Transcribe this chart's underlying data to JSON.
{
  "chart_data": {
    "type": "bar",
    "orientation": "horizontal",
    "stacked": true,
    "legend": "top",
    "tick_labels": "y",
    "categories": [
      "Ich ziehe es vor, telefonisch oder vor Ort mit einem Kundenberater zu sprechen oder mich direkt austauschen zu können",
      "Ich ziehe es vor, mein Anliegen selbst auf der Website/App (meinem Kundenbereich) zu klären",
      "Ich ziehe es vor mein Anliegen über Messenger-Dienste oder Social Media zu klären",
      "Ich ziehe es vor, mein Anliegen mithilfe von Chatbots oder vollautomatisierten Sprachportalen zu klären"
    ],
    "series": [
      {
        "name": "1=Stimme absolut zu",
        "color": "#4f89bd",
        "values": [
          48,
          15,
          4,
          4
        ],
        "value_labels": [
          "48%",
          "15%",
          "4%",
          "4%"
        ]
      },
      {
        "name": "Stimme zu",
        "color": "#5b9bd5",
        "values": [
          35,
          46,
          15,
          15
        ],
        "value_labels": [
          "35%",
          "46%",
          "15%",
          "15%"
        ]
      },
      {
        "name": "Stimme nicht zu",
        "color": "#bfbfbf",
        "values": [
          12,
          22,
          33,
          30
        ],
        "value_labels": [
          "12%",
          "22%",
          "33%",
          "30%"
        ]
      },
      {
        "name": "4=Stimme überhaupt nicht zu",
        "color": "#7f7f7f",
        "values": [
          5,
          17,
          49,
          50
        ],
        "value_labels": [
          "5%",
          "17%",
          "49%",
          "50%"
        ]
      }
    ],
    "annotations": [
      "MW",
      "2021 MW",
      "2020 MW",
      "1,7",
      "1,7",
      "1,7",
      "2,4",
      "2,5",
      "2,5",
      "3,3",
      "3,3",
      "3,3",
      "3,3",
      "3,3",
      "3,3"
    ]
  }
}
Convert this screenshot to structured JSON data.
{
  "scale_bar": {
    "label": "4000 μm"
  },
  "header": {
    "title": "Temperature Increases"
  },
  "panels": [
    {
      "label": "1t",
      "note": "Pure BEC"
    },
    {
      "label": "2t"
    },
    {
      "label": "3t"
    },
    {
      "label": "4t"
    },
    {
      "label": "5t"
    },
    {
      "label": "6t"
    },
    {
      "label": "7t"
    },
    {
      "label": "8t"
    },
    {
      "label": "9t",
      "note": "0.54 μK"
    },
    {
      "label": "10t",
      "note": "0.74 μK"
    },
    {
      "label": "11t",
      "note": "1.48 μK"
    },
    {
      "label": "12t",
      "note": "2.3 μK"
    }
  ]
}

Written instruction.
Write out the material from the first line to the last, exactly.

Complete response.
Transcribe this chart's underlying data to JSON.
{
  "chart_data": {
    "type": "bar",
    "orientation": "horizontal",
    "stacked": true,
    "legend": "top",
    "tick_labels": "y",
    "categories": [
      "Ich ziehe es vor, telefonisch oder vor Ort mit einem Kundenberater zu sprechen oder mich direkt austauschen zu können",
      "Ich ziehe es vor, mein Anliegen selbst auf der Website/App (meinem Kundenbereich) zu klären",
      "Ich ziehe es vor mein Anliegen über Messenger-Dienste oder Social Media zu klären",
      "Ich ziehe es vor, mein Anliegen mithilfe von Chatbots oder vollautomatisierten Sprachportalen zu klären"
    ],
    "series": [
      {
        "name": "1=Stimme absolut zu",
        "color": "#4f89bd",
        "values": [
          48,
          15,
          4,
          4
        ],
        "value_labels": [
          "48%",
          "15%",
          "4%",
          "4%"
        ]
      },
      {
        "name": "Stimme zu",
        "color": "#5b9bd5",
        "values": [
          35,
          46,
          15,
          15
        ],
        "value_labels": [
          "35%",
          "46%",
          "15%",
          "15%"
        ]
      },
      {
        "name": "Stimme nicht zu",
        "color": "#bfbfbf",
        "values": [
          12,
          22,
          33,
          30
        ],
        "value_labels": [
          "12%",
          "22%",
          "33%",
          "30%"
        ]
      },
      {
        "name": "4=Stimme überhaupt nicht zu",
        "color": "#7f7f7f",
        "values": [
          5,
          17,
          49,
          50
        ],
        "value_labels": [
          "5%",
          "17%",
          "49%",
          "50%"
        ]
      }
    ],
    "annotations": [
      "MW",
      "2021 MW",
      "2020 MW",
      "1,7",
      "1,7",
      "1,7",
      "2,4",
      "2,5",
      "2,5",
      "3,3",
      "3,3",
      "3,3",
      "3,3",
      "3,3",
      "3,3"
    ]
  }
}
Convert this screenshot to structured JSON data.
{
  "scale_bar": {
    "label": "4000 μm"
  },
  "header": {
    "title": "Temperature Increases"
  },
  "panels": [
    {
      "label": "1t",
      "note": "Pure BEC"
    },
    {
      "label": "2t"
    },
    {
      "label": "3t"
    },
    {
      "label": "4t"
    },
    {
      "label": "5t"
    },
    {
      "label": "6t"
    },
    {
      "label": "7t"
    },
    {
      "label": "8t"
    },
    {
      "label": "9t",
      "note": "0.54 μK"
    },
    {
      "label": "10t",
      "note": "0.74 μK"
    },
    {
      "label": "11t",
      "note": "1.48 μK"
    },
    {
      "label": "12t",
      "note": "2.3 μK"
    }
  ]
}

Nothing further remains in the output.